- [STATED EXERCISE]
Each line of the material below that holds the word "this" needs to be copied.

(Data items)
════

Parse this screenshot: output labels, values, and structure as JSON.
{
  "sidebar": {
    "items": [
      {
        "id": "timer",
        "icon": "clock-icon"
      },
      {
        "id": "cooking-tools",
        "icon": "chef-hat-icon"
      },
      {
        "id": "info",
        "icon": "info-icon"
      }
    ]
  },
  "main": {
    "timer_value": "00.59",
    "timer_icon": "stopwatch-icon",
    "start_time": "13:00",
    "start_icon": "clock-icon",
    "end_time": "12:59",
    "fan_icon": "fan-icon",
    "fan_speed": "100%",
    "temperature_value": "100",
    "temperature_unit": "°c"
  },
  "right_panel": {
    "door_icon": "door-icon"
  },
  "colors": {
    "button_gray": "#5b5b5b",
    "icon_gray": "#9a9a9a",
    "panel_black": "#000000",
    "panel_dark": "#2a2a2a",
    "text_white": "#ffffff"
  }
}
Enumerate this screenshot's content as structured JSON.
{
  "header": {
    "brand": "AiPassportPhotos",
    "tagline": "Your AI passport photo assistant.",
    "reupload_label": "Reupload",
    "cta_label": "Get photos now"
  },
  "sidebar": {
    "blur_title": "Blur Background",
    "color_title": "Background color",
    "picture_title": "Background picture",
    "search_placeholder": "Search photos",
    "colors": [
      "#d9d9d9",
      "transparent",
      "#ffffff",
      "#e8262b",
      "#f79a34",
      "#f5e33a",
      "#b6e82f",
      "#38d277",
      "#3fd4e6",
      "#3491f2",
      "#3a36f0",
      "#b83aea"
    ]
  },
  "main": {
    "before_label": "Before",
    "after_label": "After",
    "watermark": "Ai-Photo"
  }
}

════

- [CORRECT RESPONSE]
Parse this screenshot: output labels, values, and structure as JSON.
Enumerate this screenshot's content as structured JSON.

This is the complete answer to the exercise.